#### Your goal
Every entry below must appear again, exactly as written.

#### Rows from a figure dataset

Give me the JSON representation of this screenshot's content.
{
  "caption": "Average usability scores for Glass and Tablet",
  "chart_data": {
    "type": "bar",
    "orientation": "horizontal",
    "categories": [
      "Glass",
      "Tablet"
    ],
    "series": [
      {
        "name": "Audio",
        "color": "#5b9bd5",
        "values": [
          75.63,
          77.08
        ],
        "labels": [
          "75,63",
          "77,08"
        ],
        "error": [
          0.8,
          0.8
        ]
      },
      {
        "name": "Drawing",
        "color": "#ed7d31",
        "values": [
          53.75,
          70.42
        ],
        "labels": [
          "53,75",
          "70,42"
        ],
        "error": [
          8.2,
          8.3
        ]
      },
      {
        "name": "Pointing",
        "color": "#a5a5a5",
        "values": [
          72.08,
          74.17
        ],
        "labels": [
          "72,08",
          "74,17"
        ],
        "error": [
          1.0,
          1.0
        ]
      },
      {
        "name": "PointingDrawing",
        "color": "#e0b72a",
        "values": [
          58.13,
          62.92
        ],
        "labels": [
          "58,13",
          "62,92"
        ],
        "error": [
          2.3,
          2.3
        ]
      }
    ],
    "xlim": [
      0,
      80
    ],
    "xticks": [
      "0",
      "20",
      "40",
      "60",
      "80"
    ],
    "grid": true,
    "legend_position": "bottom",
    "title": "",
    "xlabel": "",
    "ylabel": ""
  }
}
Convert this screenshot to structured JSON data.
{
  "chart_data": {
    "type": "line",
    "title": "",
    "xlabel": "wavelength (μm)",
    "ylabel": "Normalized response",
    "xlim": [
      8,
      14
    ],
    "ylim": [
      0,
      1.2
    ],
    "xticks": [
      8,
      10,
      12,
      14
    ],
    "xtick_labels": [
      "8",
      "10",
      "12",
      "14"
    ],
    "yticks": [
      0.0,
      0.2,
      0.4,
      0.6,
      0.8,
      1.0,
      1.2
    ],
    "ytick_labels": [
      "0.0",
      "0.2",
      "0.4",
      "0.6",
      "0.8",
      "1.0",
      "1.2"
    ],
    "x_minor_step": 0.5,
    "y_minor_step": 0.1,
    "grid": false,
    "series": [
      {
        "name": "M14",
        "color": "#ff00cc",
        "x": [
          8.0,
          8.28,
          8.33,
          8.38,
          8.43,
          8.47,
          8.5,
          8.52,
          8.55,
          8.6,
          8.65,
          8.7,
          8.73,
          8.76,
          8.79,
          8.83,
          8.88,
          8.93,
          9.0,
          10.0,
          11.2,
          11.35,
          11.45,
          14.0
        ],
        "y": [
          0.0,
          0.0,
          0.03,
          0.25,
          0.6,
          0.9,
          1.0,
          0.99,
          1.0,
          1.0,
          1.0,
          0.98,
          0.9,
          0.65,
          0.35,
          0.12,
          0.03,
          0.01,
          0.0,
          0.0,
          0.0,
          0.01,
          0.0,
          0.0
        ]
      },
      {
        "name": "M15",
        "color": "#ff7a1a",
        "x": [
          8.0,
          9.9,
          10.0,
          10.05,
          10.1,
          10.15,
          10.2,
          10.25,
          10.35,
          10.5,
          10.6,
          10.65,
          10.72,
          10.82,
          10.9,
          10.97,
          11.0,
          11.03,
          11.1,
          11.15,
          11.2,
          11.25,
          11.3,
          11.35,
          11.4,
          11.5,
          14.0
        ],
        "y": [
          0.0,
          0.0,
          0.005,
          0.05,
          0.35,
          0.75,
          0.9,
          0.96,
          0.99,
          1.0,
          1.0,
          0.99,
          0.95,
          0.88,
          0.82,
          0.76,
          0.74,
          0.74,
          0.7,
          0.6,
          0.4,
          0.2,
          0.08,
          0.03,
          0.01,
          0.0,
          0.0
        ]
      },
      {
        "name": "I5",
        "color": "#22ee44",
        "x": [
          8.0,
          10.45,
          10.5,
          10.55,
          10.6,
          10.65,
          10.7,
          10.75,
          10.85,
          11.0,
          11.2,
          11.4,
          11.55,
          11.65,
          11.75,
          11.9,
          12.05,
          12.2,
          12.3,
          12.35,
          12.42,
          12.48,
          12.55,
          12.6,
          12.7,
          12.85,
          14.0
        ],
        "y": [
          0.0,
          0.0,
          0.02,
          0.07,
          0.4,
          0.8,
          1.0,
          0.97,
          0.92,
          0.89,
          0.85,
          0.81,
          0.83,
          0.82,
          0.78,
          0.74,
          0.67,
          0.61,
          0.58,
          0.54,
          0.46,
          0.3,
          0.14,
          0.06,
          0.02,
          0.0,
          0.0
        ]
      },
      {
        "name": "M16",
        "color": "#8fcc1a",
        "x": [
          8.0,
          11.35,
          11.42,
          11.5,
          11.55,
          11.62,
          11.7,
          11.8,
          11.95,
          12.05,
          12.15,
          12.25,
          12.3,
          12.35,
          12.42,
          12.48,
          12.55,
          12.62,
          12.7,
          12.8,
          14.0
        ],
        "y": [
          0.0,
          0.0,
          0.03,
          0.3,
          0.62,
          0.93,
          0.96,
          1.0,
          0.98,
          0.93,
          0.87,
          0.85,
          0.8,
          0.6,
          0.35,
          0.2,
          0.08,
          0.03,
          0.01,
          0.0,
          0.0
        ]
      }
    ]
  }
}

#### Response to the exercise
Give me the JSON representation of this screenshot's content.
{
  "caption": "Average usability scores for Glass and Tablet",
  "chart_data": {
    "type": "bar",
    "orientation": "horizontal",
    "categories": [
      "Glass",
      "Tablet"
    ],
    "series": [
      {
        "name": "Audio",
        "color": "#5b9bd5",
        "values": [
          75.63,
          77.08
        ],
        "labels": [
          "75,63",
          "77,08"
        ],
        "error": [
          0.8,
          0.8
        ]
      },
      {
        "name": "Drawing",
        "color": "#ed7d31",
        "values": [
          53.75,
          70.42
        ],
        "labels": [
          "53,75",
          "70,42"
        ],
        "error": [
          8.2,
          8.3
        ]
      },
      {
        "name": "Pointing",
        "color": "#a5a5a5",
        "values": [
          72.08,
          74.17
        ],
        "labels": [
          "72,08",
          "74,17"
        ],
        "error": [
          1.0,
          1.0
        ]
      },
      {
        "name": "PointingDrawing",
        "color": "#e0b72a",
        "values": [
          58.13,
          62.92
        ],
        "labels": [
          "58,13",
          "62,92"
        ],
        "error": [
          2.3,
          2.3
        ]
      }
    ],
    "xlim": [
      0,
      80
    ],
    "xticks": [
      "0",
      "20",
      "40",
      "60",
      "80"
    ],
    "grid": true,
    "legend_position": "bottom",
    "title": "",
    "xlabel": "",
    "ylabel": ""
  }
}
Convert this screenshot to structured JSON data.
{
  "chart_data": {
    "type": "line",
    "title": "",
    "xlabel": "wavelength (μm)",
    "ylabel": "Normalized response",
    "xlim": [
      8,
      14
    ],
    "ylim": [
      0,
      1.2
    ],
    "xticks": [
      8,
      10,
      12,
      14
    ],
    "xtick_labels": [
      "8",
      "10",
      "12",
      "14"
    ],
    "yticks": [
      0.0,
      0.2,
      0.4,
      0.6,
      0.8,
      1.0,
      1.2
    ],
    "ytick_labels": [
      "0.0",
      "0.2",
      "0.4",
      "0.6",
      "0.8",
      "1.0",
      "1.2"
    ],
    "x_minor_step": 0.5,
    "y_minor_step": 0.1,
    "grid": false,
    "series": [
      {
        "name": "M14",
        "color": "#ff00cc",
        "x": [
          8.0,
          8.28,
          8.33,
          8.38,
          8.43,
          8.47,
          8.5,
          8.52,
          8.55,
          8.6,
          8.65,
          8.7,
          8.73,
          8.76,
          8.79,
          8.83,
          8.88,
          8.93,
          9.0,
          10.0,
          11.2,
          11.35,
          11.45,
          14.0
        ],
        "y": [
          0.0,
          0.0,
          0.03,
          0.25,
          0.6,
          0.9,
          1.0,
          0.99,
          1.0,
          1.0,
          1.0,
          0.98,
          0.9,
          0.65,
          0.35,
          0.12,
          0.03,
          0.01,
          0.0,
          0.0,
          0.0,
          0.01,
          0.0,
          0.0
        ]
      },
      {
        "name": "M15",
        "color": "#ff7a1a",
        "x": [
          8.0,
          9.9,
          10.0,
          10.05,
          10.1,
          10.15,
          10.2,
          10.25,
          10.35,
          10.5,
          10.6,
          10.65,
          10.72,
          10.82,
          10.9,
          10.97,
          11.0,
          11.03,
          11.1,
          11.15,
          11.2,
          11.25,
          11.3,
          11.35,
          11.4,
          11.5,
          14.0
        ],
        "y": [
          0.0,
          0.0,
          0.005,
          0.05,
          0.35,
          0.75,
          0.9,
          0.96,
          0.99,
          1.0,
          1.0,
          0.99,
          0.95,
          0.88,
          0.82,
          0.76,
          0.74,
          0.74,
          0.7,
          0.6,
          0.4,
          0.2,
          0.08,
          0.03,
          0.01,
          0.0,
          0.0
        ]
      },
      {
        "name": "I5",
        "color": "#22ee44",
        "x": [
          8.0,
          10.45,
          10.5,
          10.55,
          10.6,
          10.65,
          10.7,
          10.75,
          10.85,
          11.0,
          11.2,
          11.4,
          11.55,
          11.65,
          11.75,
          11.9,
          12.05,
          12.2,
          12.3,
          12.35,
          12.42,
          12.48,
          12.55,
          12.6,
          12.7,
          12.85,
          14.0
        ],
        "y": [
          0.0,
          0.0,
          0.02,
          0.07,
          0.4,
          0.8,
          1.0,
          0.97,
          0.92,
          0.89,
          0.85,
          0.81,
          0.83,
          0.82,
          0.78,
          0.74,
          0.67,
          0.61,
          0.58,
          0.54,
          0.46,
          0.3,
          0.14,
          0.06,
          0.02,
          0.0,
          0.0
        ]
      },
      {
        "name": "M16",
        "color": "#8fcc1a",
        "x": [
          8.0,
          11.35,
          11.42,
          11.5,
          11.55,
          11.62,
          11.7,
          11.8,
          11.95,
          12.05,
          12.15,
          12.25,
          12.3,
          12.35,
          12.42,
          12.48,
          12.55,
          12.62,
          12.7,
          12.8,
          14.0
        ],
        "y": [
          0.0,
          0.0,
          0.03,
          0.3,
          0.62,
          0.93,
          0.96,
          1.0,
          0.98,
          0.93,
          0.87,
          0.85,
          0.8,
          0.6,
          0.35,
          0.2,
          0.08,
          0.03,
          0.01,
          0.0,
          0.0
        ]
      }
    ]
  }
}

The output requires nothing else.